# The records
begin
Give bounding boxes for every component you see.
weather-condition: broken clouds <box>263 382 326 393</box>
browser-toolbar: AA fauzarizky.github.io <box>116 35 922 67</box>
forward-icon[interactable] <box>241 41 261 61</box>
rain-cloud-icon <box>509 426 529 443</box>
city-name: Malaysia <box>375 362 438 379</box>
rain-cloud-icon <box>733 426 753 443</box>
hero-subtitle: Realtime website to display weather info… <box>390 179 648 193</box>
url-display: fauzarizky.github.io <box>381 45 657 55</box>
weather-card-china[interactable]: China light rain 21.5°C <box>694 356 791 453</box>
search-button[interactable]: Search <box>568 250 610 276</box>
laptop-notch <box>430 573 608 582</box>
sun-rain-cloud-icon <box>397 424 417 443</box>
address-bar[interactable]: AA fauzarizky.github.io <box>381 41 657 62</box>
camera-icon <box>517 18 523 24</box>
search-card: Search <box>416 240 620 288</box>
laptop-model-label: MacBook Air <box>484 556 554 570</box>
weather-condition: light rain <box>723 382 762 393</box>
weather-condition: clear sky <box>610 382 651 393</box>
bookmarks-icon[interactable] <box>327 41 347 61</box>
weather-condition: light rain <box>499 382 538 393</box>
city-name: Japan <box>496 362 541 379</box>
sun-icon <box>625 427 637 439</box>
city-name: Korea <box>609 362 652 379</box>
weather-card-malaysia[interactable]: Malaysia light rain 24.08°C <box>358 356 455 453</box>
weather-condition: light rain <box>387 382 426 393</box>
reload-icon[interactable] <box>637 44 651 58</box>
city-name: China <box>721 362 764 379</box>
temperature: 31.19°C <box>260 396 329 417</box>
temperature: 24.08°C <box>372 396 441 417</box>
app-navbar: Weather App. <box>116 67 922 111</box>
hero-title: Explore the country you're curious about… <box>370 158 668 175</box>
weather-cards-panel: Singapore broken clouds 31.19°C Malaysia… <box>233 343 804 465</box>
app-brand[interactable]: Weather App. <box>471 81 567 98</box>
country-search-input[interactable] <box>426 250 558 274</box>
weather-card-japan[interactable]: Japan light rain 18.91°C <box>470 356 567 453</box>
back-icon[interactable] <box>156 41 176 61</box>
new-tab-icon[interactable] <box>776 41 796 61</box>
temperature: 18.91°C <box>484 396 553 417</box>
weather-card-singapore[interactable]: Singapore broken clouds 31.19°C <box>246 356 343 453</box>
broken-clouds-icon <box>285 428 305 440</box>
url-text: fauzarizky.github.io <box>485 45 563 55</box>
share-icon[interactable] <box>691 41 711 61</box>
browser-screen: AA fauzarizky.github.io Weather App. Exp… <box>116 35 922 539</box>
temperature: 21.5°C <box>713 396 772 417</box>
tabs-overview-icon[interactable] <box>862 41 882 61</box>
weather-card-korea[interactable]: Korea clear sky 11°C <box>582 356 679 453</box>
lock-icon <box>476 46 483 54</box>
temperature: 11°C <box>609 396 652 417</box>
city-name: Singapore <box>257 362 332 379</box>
end
# Required task
Convert every line of the material above into a JSON list of strings, one string for each line, leaving out blank lines.

# Problem solution
[
  "Give bounding boxes for every component you see.",
  "weather-condition: broken clouds <box>263 382 326 393</box>",
  "browser-toolbar: AA fauzarizky.github.io <box>116 35 922 67</box>",
  "forward-icon[interactable] <box>241 41 261 61</box>",
  "rain-cloud-icon <box>509 426 529 443</box>",
  "city-name: Malaysia <box>375 362 438 379</box>",
  "rain-cloud-icon <box>733 426 753 443</box>",
  "hero-subtitle: Realtime website to display weather info… <box>390 179 648 193</box>",
  "url-display: fauzarizky.github.io <box>381 45 657 55</box>",
  "weather-card-china[interactable]: China light rain 21.5°C <box>694 356 791 453</box>",
  "search-button[interactable]: Search <box>568 250 610 276</box>",
  "laptop-notch <box>430 573 608 582</box>",
  "sun-rain-cloud-icon <box>397 424 417 443</box>",
  "address-bar[interactable]: AA fauzarizky.github.io <box>381 41 657 62</box>",
  "camera-icon <box>517 18 523 24</box>",
  "search-card: Search <box>416 240 620 288</box>",
  "laptop-model-label: MacBook Air <box>484 556 554 570</box>",
  "weather-condition: light rain <box>723 382 762 393</box>",
  "weather-condition: clear sky <box>610 382 651 393</box>",
  "bookmarks-icon[interactable] <box>327 41 347 61</box>",
  "weather-condition: light rain <box>499 382 538 393</box>",
  "city-name: Japan <box>496 362 541 379</box>",
  "sun-icon <box>625 427 637 439</box>",
  "city-name: Korea <box>609 362 652 379</box>",
  "weather-card-malaysia[interactable]: Malaysia light rain 24.08°C <box>358 356 455 453</box>",
  "weather-condition: light rain <box>387 382 426 393</box>",
  "reload-icon[interactable] <box>637 44 651 58</box>",
  "city-name: China <box>721 362 764 379</box>",
  "temperature: 31.19°C <box>260 396 329 417</box>",
  "temperature: 24.08°C <box>372 396 441 417</box>",
  "app-navbar: Weather App. <box>116 67 922 111</box>",
  "hero-title: Explore the country you're curious about… <box>370 158 668 175</box>",
  "weather-cards-panel: Singapore broken clouds 31.19°C Malaysia… <box>233 343 804 465</box>",
  "app-brand[interactable]: Weather App. <box>471 81 567 98</box>",
  "country-search-input[interactable] <box>426 250 558 274</box>",
  "weather-card-japan[interactable]: Japan light rain 18.91°C <box>470 356 567 453</box>",
  "back-icon[interactable] <box>156 41 176 61</box>",
  "new-tab-icon[interactable] <box>776 41 796 61</box>",
  "temperature: 18.91°C <box>484 396 553 417</box>",
  "weather-card-singapore[interactable]: Singapore broken clouds 31.19°C <box>246 356 343 453</box>",
  "broken-clouds-icon <box>285 428 305 440</box>",
  "url-text: fauzarizky.github.io <box>485 45 563 55</box>",
  "share-icon[interactable] <box>691 41 711 61</box>",
  "browser-screen: AA fauzarizky.github.io Weather App. Exp… <box>116 35 922 539</box>",
  "temperature: 21.5°C <box>713 396 772 417</box>",
  "tabs-overview-icon[interactable] <box>862 41 882 61</box>",
  "weather-card-korea[interactable]: Korea clear sky 11°C <box>582 356 679 453</box>",
  "lock-icon <box>476 46 483 54</box>",
  "temperature: 11°C <box>609 396 652 417</box>",
  "city-name: Singapore <box>257 362 332 379</box>"
]